Task prompt - Which lines contain the word "déchets"? Return each of them as written.

◆ ◆ ◆ ◆ ◆ ◆ ◆

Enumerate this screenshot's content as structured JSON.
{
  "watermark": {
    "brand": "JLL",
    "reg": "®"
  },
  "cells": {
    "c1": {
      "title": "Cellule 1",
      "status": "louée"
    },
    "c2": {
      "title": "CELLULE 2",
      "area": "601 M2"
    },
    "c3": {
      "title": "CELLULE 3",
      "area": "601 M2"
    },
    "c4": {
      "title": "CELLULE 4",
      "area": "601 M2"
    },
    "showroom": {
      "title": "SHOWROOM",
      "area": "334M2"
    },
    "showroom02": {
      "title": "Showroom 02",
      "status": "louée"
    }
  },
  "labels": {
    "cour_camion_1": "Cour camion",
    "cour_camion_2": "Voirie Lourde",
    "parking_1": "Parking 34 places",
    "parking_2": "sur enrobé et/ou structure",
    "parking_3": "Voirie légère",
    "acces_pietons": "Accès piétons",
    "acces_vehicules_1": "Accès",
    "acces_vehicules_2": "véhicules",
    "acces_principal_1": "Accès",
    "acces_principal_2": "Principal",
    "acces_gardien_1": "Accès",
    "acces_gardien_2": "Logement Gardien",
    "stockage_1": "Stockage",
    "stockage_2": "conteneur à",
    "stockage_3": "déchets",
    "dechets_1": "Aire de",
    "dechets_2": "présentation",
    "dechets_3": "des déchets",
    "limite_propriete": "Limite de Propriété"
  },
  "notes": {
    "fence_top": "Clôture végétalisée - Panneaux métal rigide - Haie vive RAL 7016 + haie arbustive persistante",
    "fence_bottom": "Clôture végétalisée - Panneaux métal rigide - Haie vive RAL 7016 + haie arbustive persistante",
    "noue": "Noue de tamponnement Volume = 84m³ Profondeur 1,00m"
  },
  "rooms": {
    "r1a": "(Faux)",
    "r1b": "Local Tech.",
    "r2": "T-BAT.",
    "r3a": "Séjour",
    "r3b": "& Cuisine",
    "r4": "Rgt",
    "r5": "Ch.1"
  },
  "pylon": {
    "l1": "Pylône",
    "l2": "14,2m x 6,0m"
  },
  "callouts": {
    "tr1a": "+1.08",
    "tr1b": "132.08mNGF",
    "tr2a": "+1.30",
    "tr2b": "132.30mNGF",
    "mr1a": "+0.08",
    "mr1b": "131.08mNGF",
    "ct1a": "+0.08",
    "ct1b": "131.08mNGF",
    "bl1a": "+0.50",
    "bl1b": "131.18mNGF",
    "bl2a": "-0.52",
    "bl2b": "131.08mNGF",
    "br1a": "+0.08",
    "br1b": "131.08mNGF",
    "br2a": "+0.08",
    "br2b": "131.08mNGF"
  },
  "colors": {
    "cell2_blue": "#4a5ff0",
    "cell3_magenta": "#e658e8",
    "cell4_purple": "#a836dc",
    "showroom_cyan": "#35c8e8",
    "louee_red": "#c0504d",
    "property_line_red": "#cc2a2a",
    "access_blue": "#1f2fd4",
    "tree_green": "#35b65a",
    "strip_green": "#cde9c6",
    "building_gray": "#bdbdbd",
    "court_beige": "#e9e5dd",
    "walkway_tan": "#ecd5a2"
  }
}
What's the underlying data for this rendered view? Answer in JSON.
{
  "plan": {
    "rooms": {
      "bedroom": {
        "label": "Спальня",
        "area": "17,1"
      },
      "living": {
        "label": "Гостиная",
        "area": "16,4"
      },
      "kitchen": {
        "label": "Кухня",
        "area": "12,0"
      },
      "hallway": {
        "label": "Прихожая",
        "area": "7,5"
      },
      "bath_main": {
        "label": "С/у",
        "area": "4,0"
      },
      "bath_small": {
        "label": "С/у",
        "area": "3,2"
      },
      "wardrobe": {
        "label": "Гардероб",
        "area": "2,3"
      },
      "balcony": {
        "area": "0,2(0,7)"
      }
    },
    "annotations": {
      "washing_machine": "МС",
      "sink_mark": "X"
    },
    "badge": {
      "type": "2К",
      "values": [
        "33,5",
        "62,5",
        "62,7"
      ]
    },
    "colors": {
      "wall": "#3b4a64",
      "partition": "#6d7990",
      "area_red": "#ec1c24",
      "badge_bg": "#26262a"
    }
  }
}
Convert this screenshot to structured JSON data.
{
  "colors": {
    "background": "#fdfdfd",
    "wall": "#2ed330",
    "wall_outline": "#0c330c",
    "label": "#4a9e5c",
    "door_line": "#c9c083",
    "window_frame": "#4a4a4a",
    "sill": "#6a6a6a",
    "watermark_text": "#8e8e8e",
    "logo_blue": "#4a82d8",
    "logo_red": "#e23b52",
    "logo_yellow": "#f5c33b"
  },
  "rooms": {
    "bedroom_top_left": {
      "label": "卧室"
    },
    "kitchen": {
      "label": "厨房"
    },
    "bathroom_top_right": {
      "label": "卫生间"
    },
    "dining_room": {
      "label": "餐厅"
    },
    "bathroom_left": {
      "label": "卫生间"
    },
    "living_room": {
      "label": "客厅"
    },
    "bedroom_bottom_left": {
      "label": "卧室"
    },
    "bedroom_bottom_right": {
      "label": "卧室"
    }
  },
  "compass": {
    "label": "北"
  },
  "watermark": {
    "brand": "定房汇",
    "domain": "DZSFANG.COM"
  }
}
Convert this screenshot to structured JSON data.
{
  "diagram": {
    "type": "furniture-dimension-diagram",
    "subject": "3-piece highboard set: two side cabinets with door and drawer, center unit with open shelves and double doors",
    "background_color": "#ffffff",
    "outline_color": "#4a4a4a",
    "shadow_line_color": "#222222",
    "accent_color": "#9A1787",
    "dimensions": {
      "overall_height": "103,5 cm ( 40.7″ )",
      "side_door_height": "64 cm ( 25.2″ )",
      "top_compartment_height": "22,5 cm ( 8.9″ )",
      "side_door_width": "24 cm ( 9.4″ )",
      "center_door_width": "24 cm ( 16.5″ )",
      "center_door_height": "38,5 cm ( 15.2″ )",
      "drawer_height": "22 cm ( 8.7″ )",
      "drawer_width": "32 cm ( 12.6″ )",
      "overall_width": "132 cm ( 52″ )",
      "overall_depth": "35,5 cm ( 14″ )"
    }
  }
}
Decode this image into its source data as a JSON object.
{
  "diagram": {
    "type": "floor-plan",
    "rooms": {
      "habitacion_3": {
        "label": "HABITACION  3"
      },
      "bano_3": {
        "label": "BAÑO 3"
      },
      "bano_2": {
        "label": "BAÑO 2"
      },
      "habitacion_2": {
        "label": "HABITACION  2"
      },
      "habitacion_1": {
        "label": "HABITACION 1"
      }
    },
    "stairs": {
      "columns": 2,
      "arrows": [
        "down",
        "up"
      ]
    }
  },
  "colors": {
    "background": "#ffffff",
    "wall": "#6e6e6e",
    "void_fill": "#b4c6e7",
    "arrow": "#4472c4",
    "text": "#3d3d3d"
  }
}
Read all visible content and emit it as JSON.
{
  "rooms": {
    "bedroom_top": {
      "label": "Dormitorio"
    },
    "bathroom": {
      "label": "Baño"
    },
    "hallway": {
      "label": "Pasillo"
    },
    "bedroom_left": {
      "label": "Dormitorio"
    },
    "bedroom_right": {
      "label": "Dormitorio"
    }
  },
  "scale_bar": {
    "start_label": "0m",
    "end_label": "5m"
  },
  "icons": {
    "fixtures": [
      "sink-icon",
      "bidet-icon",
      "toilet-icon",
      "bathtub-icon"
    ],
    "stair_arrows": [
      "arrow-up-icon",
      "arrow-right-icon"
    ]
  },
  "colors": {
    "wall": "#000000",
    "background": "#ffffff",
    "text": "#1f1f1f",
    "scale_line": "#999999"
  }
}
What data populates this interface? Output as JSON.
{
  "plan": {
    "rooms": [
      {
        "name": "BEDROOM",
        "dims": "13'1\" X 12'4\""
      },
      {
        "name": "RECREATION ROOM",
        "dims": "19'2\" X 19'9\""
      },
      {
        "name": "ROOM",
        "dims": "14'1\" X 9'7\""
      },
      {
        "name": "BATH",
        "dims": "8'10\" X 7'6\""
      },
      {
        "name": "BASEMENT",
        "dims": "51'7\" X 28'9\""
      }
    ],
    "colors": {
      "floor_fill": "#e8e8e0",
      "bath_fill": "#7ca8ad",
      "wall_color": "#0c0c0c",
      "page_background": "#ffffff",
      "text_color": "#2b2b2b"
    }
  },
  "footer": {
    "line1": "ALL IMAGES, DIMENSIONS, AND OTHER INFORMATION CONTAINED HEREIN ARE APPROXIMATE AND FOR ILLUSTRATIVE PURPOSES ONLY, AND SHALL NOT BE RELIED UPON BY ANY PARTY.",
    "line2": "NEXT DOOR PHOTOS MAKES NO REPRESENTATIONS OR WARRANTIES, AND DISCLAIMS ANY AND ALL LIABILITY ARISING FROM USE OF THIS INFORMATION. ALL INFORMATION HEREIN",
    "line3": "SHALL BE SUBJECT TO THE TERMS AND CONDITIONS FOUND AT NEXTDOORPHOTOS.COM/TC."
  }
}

◆ ◆ ◆ ◆ ◆ ◆ ◆

Answer for the task -
    "stockage_3": "déchets",
    "dechets_3": "des déchets",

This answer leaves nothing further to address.